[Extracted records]
──────

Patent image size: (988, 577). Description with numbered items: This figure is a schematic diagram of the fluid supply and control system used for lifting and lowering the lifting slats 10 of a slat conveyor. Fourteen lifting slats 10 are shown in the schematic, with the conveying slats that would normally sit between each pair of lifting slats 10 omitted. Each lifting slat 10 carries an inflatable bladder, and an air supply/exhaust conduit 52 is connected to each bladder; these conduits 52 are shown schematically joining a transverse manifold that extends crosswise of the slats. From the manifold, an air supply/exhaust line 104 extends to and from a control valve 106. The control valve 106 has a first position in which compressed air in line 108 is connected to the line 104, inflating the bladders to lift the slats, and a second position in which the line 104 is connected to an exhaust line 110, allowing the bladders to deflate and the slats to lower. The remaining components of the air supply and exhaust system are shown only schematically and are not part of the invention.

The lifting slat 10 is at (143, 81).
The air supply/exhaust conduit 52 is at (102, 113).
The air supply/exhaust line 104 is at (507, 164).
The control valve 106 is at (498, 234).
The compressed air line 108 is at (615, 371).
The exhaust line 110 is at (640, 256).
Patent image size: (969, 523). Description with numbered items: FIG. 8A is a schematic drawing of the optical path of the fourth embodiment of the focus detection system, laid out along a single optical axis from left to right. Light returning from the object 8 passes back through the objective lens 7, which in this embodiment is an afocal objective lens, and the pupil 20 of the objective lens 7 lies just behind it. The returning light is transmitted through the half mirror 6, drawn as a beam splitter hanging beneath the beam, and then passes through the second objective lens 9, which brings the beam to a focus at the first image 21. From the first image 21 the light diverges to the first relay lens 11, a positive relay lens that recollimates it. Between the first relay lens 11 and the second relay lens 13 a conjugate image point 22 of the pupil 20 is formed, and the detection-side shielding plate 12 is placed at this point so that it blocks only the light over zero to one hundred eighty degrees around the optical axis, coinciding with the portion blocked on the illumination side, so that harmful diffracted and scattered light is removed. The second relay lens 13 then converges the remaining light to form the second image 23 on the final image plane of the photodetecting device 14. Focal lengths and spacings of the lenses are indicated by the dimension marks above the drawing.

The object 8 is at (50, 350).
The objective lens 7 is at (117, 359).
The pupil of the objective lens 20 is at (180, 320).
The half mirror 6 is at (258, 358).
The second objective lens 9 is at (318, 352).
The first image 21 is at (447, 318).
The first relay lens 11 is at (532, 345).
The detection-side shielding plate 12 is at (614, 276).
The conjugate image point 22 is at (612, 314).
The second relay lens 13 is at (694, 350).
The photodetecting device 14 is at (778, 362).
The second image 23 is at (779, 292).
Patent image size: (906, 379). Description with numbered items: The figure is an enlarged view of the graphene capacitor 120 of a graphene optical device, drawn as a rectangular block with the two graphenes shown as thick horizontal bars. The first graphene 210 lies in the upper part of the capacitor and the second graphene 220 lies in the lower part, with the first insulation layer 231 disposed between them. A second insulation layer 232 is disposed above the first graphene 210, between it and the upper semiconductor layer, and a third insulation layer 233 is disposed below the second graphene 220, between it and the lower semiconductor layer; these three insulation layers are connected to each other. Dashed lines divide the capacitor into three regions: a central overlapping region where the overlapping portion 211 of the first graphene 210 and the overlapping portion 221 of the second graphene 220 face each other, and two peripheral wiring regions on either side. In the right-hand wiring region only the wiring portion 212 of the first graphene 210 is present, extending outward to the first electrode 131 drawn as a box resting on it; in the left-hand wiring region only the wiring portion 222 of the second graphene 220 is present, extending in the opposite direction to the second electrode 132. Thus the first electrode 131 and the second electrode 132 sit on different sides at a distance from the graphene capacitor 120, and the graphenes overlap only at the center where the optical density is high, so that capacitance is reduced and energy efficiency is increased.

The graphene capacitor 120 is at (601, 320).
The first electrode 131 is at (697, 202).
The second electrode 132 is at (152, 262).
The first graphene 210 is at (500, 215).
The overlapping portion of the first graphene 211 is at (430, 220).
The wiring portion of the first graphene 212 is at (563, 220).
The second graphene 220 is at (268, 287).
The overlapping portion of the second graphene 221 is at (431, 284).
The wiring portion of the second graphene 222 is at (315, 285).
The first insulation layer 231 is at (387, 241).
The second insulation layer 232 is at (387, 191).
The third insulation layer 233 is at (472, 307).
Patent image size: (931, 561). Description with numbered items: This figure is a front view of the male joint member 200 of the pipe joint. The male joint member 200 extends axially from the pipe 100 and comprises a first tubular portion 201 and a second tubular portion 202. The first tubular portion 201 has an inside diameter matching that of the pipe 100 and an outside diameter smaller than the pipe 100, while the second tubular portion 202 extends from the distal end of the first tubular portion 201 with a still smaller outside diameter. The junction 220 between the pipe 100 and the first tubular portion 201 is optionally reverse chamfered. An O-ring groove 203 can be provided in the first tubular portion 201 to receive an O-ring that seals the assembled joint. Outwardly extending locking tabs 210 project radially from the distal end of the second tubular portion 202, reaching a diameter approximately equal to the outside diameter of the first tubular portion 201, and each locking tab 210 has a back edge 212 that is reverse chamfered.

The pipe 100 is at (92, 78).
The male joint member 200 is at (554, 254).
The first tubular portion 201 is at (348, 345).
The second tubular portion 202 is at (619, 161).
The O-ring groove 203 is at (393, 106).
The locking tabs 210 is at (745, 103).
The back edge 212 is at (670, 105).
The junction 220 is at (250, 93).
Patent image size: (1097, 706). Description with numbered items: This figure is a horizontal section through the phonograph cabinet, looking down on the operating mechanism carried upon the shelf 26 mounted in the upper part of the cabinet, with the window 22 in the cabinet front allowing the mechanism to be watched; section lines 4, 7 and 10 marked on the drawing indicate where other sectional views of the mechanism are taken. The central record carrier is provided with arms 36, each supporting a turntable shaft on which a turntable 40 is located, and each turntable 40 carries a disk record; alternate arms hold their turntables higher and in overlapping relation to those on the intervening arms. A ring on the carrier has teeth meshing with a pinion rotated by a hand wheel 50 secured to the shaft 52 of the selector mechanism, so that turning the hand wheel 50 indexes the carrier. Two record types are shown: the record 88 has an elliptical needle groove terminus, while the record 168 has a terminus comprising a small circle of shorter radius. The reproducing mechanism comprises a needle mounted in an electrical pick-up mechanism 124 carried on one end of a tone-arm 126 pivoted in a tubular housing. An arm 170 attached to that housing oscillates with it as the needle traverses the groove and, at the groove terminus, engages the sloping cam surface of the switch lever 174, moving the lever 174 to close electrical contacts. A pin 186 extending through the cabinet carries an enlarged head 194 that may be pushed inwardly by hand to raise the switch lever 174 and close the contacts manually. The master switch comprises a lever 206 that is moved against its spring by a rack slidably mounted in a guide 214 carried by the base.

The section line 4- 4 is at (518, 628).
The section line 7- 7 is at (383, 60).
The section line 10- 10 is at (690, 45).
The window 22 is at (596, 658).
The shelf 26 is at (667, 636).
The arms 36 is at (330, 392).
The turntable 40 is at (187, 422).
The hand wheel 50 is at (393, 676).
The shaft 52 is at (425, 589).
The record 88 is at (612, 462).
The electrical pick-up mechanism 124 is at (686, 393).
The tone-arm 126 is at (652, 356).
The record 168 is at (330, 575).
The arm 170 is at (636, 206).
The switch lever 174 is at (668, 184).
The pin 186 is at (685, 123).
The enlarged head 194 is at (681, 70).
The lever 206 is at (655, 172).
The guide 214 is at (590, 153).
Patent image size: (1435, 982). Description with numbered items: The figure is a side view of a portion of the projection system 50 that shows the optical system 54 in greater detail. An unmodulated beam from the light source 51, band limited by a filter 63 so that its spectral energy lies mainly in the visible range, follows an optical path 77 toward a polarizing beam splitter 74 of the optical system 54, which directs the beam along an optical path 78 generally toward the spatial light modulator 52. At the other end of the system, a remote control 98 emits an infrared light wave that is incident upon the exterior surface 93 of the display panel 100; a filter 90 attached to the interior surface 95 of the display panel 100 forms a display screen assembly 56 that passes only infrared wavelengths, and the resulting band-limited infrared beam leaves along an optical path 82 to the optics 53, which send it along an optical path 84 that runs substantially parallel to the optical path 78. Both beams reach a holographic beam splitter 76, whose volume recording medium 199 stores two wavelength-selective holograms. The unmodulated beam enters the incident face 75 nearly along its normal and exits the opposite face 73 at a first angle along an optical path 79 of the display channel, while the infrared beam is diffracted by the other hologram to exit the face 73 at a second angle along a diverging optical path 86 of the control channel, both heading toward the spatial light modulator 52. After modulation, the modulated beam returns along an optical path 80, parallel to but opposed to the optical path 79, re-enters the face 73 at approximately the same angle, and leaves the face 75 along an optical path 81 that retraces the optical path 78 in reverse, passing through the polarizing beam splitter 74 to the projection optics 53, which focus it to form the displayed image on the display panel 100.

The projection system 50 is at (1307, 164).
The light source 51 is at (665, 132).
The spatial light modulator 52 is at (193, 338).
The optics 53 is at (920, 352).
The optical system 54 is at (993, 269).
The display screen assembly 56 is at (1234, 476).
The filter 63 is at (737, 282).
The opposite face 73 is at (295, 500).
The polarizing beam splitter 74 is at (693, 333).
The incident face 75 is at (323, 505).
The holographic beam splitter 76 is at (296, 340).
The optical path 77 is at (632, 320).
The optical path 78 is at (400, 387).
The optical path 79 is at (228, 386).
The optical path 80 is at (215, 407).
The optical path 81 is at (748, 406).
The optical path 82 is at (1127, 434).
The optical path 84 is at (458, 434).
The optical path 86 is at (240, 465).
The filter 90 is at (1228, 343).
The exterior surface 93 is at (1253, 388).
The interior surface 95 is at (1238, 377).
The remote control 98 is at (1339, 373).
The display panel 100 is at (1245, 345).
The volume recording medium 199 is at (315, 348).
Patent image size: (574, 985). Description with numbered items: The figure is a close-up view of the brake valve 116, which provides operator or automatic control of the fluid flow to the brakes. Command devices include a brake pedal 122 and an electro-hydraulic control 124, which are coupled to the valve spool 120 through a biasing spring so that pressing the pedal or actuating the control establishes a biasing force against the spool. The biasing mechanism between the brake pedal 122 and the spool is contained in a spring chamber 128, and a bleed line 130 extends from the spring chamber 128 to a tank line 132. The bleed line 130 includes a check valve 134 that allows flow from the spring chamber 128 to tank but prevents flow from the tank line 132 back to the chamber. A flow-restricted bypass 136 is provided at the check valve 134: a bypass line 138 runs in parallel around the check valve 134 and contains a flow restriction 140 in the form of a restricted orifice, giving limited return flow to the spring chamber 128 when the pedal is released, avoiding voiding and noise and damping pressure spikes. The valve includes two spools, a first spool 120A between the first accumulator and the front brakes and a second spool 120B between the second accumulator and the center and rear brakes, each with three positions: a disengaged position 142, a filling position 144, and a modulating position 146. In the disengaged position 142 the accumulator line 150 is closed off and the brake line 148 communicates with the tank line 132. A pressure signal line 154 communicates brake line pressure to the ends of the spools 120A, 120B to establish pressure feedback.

──────

OBJECTIVE:
Format the items starting at the beginning and ending at the line containing "The exhaust line 110 is at (640, 256)." as a two-column CSV with the columns text and answer. Give one row per item, and put each value in a single quoted field with its line breaks replaced by spaces.

REPLY TO THE TASK:
text,answer
"Patent image size: (988, 577). Description with numbered items: This figure is a schematic diagram of the fluid supply and control system used for lifting and lowering the lifting slats 10 of a slat conveyor. Fourteen lifting slats 10 are shown in the schematic, with the conveying slats that would normally sit between each pair of lifting slats 10 omitted. Each lifting slat 10 carries an inflatable bladder, and an air supply/exhaust conduit 52 is connected to each bladder; these conduits 52 are shown schematically joining a transverse manifold that extends crosswise of the slats. From the manifold, an air supply/exhaust line 104 extends to and from a control valve 106. The control valve 106 has a first position in which compressed air in line 108 is connected to the line 104, inflating the bladders to lift the slats, and a second position in which the line 104 is connected to an exhaust line 110, allowing the bladders to deflate and the slats to lower. The remaining components of the air supply and exhaust system are shown only schematically and are not part of the invention.","The lifting slat 10 is at (143, 81). The air supply/exhaust conduit 52 is at (102, 113). The air supply/exhaust line 104 is at (507, 164). The control valve 106 is at (498, 234). The compressed air line 108 is at (615, 371). The exhaust line 110 is at (640, 256)."